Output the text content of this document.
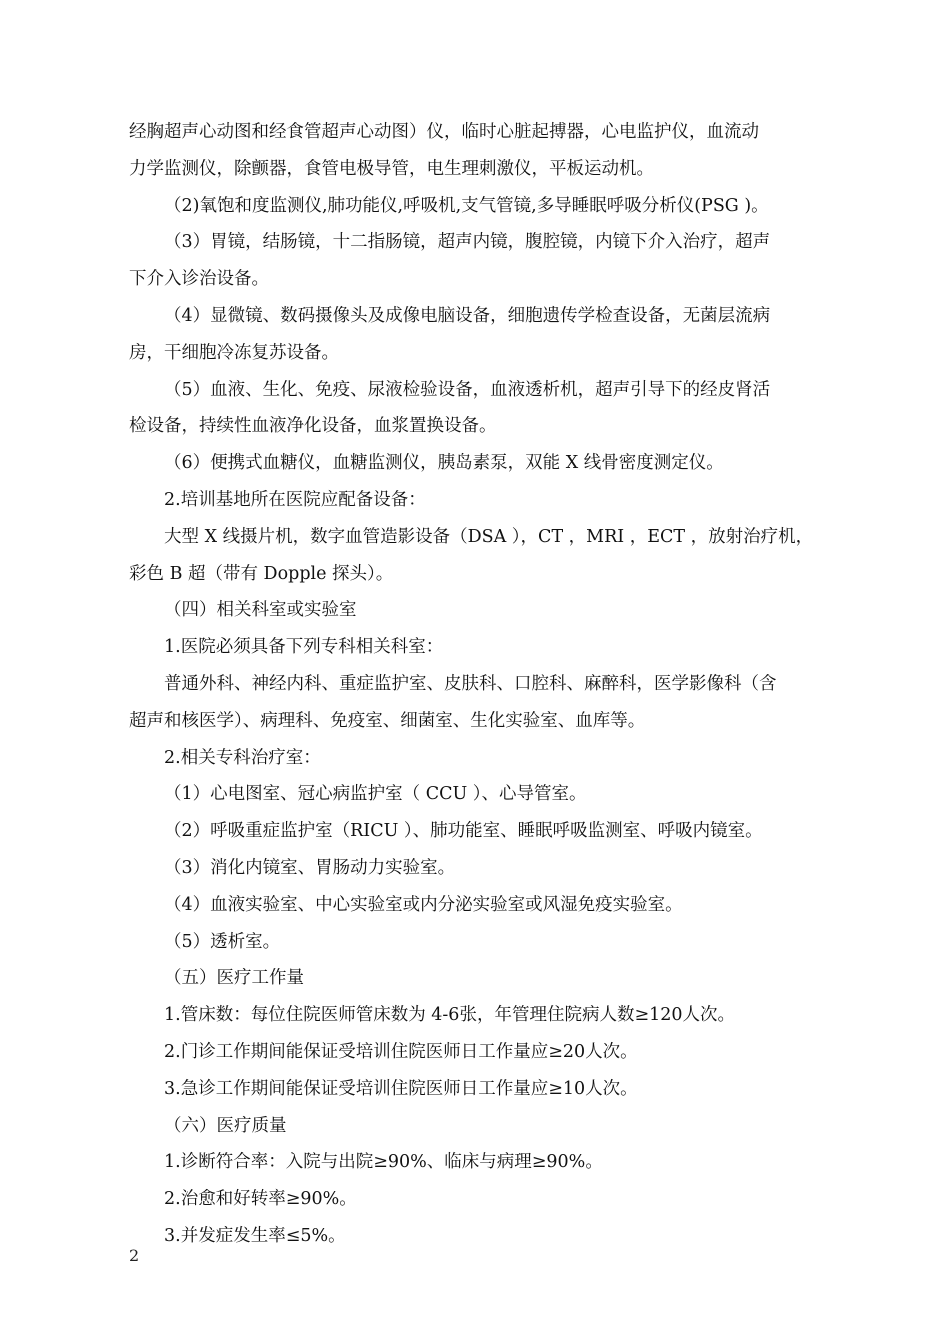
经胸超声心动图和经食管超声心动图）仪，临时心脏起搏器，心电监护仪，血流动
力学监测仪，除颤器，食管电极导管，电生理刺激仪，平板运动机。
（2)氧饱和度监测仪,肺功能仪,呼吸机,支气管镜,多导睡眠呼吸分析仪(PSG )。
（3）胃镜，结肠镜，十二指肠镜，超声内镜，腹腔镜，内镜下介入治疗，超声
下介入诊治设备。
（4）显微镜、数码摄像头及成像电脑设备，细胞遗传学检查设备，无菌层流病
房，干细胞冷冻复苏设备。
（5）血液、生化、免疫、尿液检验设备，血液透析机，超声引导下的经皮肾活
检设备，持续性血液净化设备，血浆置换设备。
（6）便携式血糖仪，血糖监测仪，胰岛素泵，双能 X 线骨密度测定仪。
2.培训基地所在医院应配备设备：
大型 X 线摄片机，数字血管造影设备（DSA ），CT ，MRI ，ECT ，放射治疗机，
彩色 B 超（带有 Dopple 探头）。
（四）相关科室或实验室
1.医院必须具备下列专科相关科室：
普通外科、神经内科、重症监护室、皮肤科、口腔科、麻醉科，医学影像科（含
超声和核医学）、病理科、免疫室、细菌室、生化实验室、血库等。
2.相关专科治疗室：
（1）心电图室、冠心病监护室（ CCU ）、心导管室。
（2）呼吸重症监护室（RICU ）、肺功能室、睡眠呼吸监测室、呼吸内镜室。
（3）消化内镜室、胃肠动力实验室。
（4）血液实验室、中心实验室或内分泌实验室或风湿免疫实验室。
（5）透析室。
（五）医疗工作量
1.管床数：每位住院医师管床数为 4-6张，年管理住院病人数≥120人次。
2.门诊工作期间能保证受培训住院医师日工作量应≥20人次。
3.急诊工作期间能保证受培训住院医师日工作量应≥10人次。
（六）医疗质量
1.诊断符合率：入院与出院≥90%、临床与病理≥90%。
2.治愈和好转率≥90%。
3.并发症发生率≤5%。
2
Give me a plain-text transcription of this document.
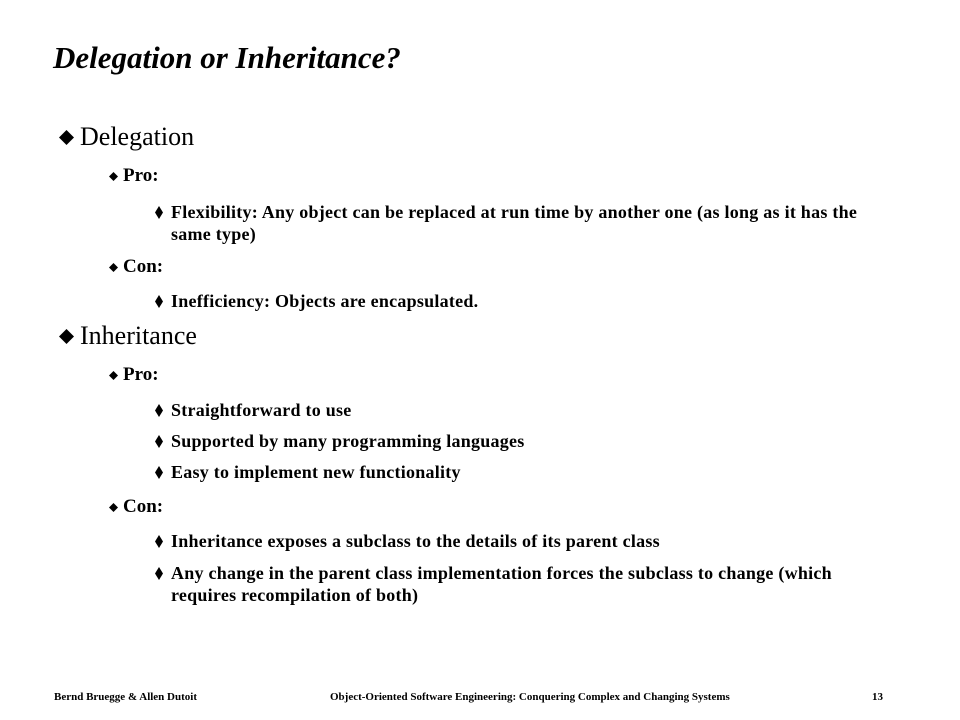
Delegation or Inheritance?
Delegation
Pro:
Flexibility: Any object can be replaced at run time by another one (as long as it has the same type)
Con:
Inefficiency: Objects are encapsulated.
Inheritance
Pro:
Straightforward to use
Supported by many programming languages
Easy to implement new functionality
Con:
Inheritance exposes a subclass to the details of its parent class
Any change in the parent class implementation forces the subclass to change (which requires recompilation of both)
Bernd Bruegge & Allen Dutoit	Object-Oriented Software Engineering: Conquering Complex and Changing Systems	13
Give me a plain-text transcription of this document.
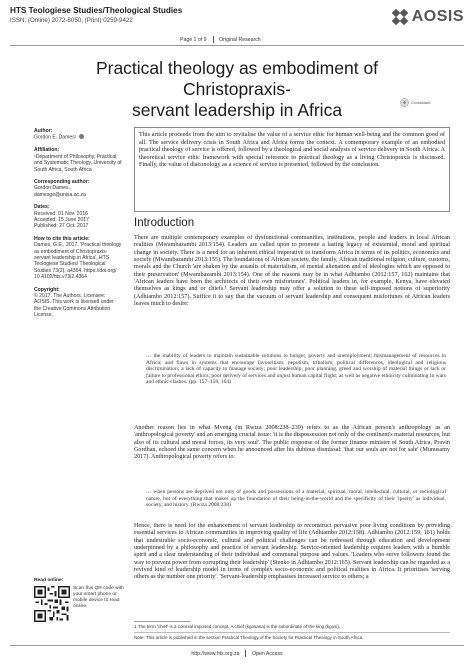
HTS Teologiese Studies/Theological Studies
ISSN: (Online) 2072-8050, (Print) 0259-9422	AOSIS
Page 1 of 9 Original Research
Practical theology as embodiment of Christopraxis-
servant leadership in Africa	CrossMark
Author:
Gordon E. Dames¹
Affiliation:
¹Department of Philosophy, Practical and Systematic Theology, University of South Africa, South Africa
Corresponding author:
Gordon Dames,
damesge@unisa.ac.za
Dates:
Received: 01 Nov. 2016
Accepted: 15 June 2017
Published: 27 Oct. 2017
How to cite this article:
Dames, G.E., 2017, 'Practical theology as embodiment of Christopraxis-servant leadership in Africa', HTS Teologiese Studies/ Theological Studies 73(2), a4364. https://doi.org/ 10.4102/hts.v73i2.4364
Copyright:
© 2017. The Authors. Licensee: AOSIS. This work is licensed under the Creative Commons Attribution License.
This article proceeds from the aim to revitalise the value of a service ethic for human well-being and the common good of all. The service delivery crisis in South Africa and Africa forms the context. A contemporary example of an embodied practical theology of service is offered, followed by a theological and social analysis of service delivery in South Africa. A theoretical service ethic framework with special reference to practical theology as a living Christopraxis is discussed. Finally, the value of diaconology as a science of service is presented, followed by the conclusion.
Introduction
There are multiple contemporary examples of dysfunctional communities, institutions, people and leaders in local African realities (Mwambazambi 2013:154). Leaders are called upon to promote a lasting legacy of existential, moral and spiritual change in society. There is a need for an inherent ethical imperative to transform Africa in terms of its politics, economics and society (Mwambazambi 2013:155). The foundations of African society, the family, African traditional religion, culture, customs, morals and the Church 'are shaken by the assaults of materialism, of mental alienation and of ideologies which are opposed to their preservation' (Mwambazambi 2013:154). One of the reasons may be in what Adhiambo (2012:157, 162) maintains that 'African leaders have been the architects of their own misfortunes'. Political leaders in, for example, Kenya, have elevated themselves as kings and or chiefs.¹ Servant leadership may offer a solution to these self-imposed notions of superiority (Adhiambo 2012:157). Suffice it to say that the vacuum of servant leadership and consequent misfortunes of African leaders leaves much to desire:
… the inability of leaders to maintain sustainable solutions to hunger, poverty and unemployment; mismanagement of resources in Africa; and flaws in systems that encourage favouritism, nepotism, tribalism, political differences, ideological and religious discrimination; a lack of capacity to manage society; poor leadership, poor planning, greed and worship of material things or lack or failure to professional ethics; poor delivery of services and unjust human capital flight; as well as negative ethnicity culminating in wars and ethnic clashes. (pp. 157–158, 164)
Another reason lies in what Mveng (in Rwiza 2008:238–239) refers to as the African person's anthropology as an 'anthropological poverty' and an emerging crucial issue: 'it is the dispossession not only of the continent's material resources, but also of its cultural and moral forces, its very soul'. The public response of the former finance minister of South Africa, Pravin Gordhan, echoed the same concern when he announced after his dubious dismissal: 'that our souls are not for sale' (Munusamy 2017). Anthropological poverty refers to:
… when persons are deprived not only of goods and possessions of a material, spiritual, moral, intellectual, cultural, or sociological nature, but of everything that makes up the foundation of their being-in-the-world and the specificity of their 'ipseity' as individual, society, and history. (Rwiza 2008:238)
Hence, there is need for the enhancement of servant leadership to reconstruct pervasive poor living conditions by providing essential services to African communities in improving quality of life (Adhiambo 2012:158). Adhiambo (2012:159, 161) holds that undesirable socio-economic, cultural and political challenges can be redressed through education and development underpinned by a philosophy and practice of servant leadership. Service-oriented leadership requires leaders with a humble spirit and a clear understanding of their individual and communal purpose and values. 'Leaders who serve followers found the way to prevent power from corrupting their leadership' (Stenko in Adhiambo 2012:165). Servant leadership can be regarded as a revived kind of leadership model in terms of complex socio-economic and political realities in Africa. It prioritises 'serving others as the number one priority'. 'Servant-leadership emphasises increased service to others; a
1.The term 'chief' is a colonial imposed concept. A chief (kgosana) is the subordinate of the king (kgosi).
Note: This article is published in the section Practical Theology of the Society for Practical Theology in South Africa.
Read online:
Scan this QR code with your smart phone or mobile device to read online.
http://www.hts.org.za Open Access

=-=-=

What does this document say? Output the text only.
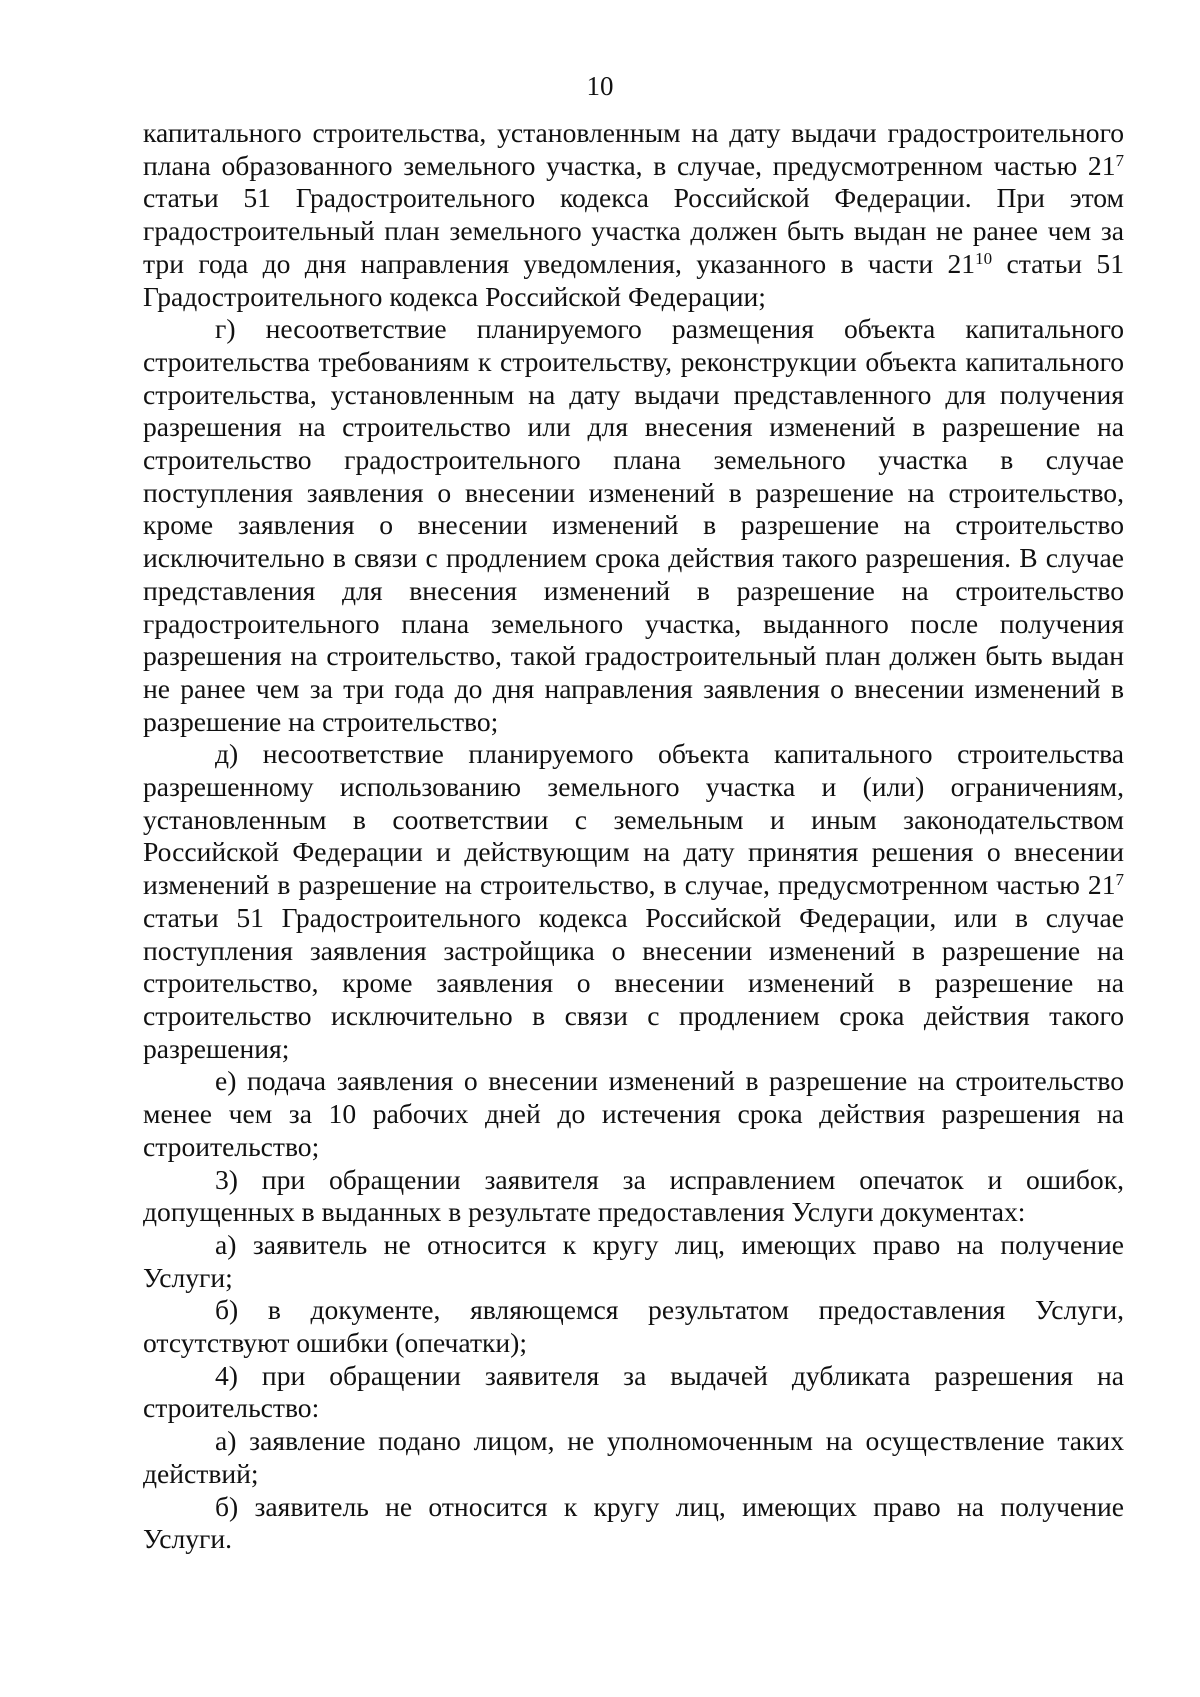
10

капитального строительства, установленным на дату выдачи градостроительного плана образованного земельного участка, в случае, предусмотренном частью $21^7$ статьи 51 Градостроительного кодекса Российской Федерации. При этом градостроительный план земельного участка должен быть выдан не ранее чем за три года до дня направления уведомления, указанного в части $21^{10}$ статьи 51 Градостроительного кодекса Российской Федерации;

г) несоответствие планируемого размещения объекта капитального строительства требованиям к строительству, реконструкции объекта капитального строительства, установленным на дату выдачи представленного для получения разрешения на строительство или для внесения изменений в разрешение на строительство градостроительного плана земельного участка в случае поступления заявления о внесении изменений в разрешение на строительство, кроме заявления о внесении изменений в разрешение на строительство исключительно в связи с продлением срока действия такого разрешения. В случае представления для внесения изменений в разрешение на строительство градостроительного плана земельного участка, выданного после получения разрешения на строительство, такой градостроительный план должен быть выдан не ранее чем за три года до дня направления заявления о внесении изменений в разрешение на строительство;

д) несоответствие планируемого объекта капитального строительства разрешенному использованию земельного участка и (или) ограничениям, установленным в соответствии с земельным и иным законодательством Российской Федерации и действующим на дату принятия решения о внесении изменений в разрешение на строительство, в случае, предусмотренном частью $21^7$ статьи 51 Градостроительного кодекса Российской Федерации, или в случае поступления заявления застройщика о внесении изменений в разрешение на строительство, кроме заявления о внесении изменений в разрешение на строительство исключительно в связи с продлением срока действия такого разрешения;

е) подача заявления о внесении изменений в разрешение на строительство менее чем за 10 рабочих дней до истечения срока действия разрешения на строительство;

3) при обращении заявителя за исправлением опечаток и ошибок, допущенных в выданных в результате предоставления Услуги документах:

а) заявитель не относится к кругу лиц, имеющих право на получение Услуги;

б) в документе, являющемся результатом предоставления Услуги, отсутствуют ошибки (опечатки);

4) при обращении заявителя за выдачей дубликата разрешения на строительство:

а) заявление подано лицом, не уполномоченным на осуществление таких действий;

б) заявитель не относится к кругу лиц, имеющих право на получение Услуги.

=-=-=

Work required:
Collect every line from the records above that contains the word "Teologiese".

Solution below:
HTS Teologiese Studies/Theological Studies
Dames, G.E., 2017, 'Practical theology as embodiment of Christopraxis-servant leadership in Africa', HTS Teologiese Studies/ Theological Studies 73(2), a4364. https://doi.org/ 10.4102/hts.v73i2.4364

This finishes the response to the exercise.